[start]

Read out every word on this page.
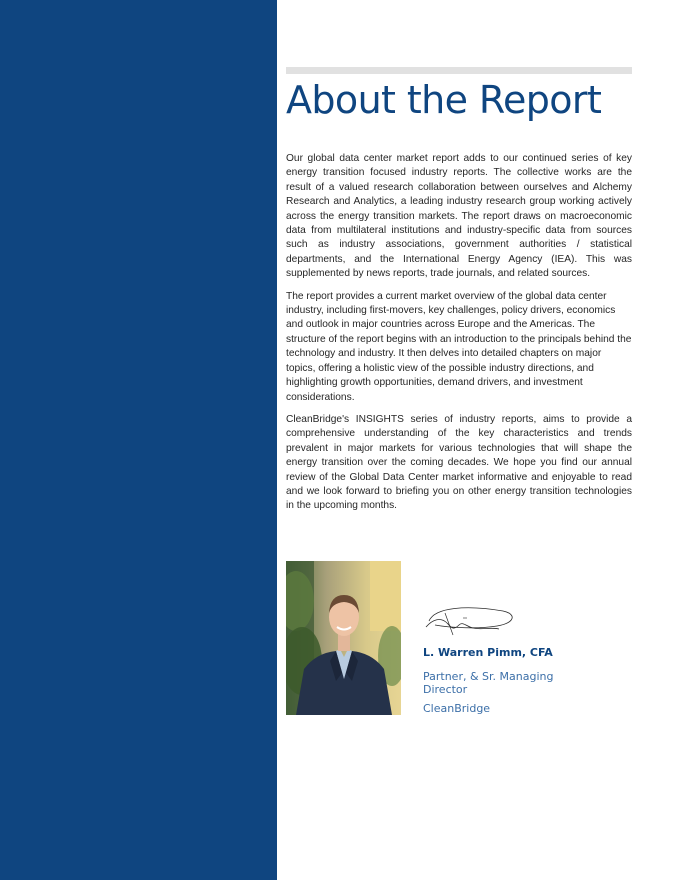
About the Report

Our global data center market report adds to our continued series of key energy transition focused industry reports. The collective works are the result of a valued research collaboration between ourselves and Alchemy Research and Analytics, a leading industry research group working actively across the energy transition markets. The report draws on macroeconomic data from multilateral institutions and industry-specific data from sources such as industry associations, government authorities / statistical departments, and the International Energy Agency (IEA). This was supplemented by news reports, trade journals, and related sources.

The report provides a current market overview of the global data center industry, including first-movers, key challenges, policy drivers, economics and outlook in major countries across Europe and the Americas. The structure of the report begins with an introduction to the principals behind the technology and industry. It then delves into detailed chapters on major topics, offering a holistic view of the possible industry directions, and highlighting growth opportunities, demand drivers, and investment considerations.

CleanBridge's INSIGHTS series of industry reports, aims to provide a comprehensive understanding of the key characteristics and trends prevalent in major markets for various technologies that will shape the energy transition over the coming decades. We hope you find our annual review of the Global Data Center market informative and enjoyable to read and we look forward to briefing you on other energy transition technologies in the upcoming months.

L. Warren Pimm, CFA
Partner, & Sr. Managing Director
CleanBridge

[end]

**WHAT THE EXERCISE ASKS**
Copy each line above precisely, dropping the pictures.

**THE COMPLETED TASK**
Read out every word on this page.
About the Report

Our global data center market report adds to our continued series of key energy transition focused industry reports. The collective works are the result of a valued research collaboration between ourselves and Alchemy Research and Analytics, a leading industry research group working actively across the energy transition markets. The report draws on macroeconomic data from multilateral institutions and industry-specific data from sources such as industry associations, government authorities / statistical departments, and the International Energy Agency (IEA). This was supplemented by news reports, trade journals, and related sources.

The report provides a current market overview of the global data center industry, including first-movers, key challenges, policy drivers, economics and outlook in major countries across Europe and the Americas. The structure of the report begins with an introduction to the principals behind the technology and industry. It then delves into detailed chapters on major topics, offering a holistic view of the possible industry directions, and highlighting growth opportunities, demand drivers, and investment considerations.

CleanBridge's INSIGHTS series of industry reports, aims to provide a comprehensive understanding of the key characteristics and trends prevalent in major markets for various technologies that will shape the energy transition over the coming decades. We hope you find our annual review of the Global Data Center market informative and enjoyable to read and we look forward to briefing you on other energy transition technologies in the upcoming months.

L. Warren Pimm, CFA
Partner, & Sr. Managing Director
CleanBridge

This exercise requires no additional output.